— WORK TO DO —
Say how many lines contain the word "Reason". Only the number should be given.

### RECORDS SUPPLIED

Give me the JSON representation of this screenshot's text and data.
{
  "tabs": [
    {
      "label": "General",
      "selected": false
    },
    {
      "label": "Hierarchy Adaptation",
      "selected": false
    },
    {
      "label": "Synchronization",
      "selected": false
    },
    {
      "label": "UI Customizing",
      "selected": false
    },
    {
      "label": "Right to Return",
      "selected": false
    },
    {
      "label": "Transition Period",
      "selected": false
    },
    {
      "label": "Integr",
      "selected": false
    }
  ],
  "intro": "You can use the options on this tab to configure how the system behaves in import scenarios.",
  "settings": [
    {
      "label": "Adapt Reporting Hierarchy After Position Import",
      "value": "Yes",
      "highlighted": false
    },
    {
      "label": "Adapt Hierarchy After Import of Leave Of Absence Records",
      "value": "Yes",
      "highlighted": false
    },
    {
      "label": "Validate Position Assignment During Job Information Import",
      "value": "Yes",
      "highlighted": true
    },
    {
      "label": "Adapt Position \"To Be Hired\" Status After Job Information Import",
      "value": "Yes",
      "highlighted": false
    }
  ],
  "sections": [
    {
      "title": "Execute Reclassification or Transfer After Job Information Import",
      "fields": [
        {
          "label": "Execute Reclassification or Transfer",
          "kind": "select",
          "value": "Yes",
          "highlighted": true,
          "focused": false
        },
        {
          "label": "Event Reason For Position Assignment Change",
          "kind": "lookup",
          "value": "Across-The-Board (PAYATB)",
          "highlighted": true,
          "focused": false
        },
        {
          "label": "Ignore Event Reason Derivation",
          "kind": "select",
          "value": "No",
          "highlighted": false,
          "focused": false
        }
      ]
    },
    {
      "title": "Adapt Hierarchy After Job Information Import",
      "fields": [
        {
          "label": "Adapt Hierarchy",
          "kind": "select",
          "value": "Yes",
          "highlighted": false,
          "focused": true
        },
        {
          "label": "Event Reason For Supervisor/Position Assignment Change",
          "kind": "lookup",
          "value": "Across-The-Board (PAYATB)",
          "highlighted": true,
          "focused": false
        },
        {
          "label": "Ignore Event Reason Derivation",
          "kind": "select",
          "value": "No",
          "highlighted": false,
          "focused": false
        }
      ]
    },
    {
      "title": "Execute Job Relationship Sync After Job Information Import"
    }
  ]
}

######
### RECORDS SUPPLIED

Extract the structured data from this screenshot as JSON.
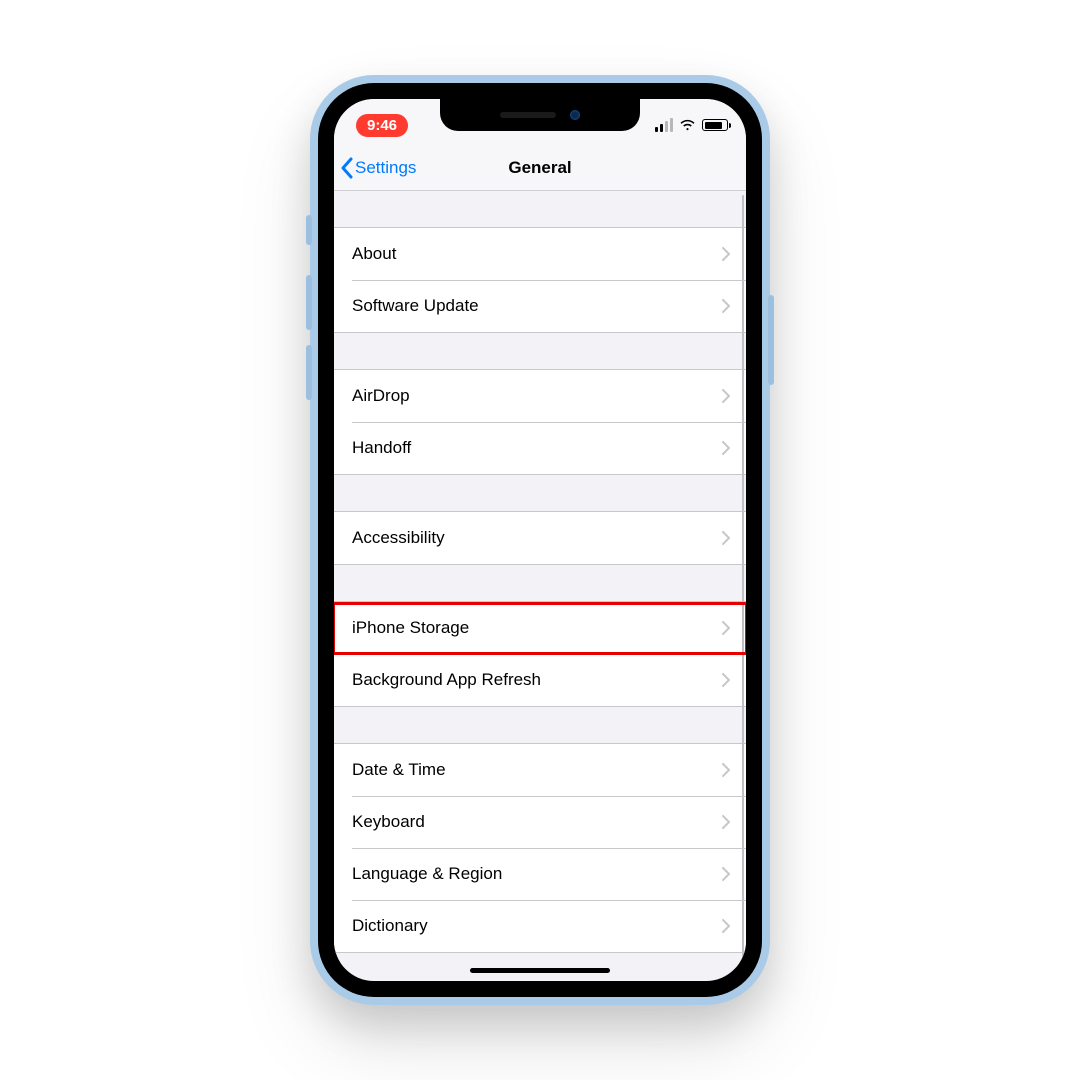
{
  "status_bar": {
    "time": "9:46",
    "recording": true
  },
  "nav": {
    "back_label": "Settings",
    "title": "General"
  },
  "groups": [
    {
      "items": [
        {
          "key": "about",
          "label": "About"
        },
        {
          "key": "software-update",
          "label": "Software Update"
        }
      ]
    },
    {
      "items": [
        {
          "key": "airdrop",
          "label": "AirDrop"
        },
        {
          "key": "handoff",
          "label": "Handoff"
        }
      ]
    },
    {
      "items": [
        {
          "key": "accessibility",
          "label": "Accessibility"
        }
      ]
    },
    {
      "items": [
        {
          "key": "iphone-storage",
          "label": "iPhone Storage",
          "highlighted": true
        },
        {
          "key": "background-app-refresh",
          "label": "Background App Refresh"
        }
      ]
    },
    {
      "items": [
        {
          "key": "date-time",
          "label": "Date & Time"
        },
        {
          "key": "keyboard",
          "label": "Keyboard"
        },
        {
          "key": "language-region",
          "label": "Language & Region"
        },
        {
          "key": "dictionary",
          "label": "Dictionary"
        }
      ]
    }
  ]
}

######
### RECORDS SUPPLIED

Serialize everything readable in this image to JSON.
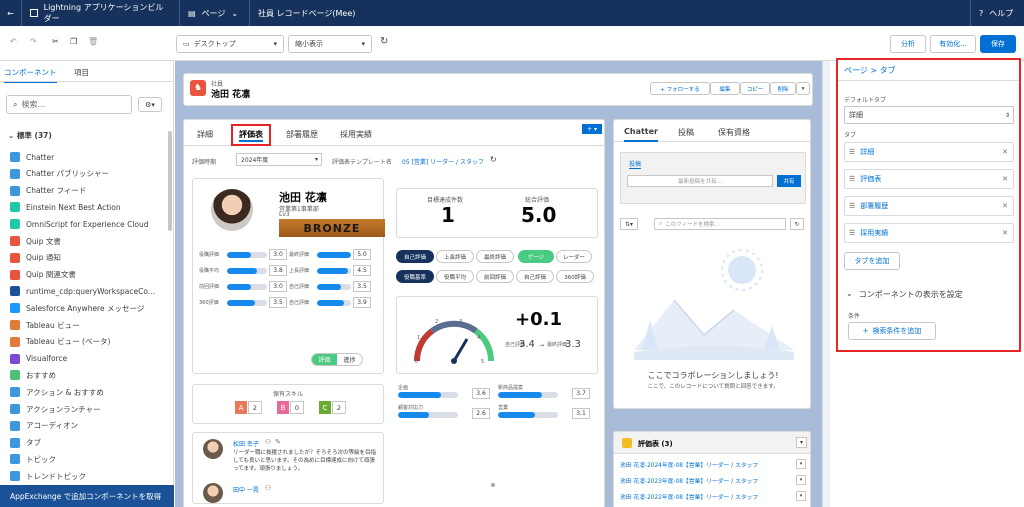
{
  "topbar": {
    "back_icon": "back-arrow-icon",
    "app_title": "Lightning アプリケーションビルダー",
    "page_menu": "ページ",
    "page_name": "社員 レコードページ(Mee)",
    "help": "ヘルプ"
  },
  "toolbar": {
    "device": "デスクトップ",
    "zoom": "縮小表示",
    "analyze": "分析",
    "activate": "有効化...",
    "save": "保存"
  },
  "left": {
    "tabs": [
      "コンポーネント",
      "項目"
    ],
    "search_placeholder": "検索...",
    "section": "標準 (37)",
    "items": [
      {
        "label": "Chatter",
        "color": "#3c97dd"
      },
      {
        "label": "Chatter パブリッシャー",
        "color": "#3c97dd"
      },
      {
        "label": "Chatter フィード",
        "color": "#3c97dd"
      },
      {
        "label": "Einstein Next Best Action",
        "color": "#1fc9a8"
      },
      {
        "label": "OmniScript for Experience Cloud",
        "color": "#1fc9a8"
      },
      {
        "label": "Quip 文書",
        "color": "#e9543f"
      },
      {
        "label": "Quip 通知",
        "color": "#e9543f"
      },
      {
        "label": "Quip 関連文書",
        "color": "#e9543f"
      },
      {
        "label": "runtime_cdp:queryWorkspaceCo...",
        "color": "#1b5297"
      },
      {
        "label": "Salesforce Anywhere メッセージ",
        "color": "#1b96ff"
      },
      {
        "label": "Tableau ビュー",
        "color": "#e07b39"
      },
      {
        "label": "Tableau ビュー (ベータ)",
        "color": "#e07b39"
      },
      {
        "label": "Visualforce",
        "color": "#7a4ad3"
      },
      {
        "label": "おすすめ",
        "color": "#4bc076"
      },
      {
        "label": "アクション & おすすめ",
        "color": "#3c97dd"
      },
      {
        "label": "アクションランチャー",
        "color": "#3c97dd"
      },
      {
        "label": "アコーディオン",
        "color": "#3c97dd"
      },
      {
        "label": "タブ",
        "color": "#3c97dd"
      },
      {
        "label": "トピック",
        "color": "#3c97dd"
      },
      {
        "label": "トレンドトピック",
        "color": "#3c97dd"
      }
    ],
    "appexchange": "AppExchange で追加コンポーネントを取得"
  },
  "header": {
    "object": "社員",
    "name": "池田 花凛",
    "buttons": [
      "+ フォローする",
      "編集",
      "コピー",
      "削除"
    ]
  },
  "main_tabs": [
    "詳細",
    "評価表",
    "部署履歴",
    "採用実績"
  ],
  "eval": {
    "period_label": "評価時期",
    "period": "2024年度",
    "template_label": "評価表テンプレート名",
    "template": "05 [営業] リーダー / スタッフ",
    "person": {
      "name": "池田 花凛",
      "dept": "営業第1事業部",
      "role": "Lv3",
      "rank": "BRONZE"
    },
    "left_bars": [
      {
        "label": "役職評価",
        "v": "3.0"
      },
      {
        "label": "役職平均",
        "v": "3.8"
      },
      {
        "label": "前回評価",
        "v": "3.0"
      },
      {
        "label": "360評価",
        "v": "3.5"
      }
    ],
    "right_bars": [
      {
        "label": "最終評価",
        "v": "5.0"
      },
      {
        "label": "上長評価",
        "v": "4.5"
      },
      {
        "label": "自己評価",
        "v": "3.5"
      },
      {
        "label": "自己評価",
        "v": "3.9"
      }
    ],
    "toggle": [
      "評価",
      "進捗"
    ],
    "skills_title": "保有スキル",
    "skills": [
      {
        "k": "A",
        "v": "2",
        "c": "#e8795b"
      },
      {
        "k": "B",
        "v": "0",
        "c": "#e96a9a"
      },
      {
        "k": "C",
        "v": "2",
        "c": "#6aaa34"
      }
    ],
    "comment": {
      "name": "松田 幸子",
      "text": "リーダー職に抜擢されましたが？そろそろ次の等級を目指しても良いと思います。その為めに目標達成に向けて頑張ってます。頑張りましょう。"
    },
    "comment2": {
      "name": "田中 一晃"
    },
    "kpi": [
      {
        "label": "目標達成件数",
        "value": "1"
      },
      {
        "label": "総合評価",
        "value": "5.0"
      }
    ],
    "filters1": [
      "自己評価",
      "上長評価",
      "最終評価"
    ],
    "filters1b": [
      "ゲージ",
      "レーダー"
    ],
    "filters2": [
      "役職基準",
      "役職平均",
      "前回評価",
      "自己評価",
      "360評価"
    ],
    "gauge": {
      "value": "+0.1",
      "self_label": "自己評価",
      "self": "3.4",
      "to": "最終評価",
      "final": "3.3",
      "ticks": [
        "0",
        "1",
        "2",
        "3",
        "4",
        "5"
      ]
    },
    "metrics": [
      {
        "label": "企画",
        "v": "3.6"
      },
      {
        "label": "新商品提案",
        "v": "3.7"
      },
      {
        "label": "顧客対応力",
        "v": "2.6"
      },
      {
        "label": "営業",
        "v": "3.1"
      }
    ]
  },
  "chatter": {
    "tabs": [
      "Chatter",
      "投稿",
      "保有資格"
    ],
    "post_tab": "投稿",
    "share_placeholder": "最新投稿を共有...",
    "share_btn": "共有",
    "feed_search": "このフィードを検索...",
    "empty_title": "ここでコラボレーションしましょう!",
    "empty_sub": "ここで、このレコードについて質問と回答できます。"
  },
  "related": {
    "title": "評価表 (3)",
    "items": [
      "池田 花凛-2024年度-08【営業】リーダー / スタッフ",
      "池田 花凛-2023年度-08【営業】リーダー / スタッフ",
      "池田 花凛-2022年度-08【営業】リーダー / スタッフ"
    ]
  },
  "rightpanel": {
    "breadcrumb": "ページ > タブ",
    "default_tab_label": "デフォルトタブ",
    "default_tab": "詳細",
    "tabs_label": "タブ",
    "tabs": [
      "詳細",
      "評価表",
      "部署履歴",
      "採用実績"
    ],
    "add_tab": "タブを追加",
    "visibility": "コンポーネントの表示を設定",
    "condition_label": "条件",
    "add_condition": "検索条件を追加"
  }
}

######

— TASK ANSWER —
4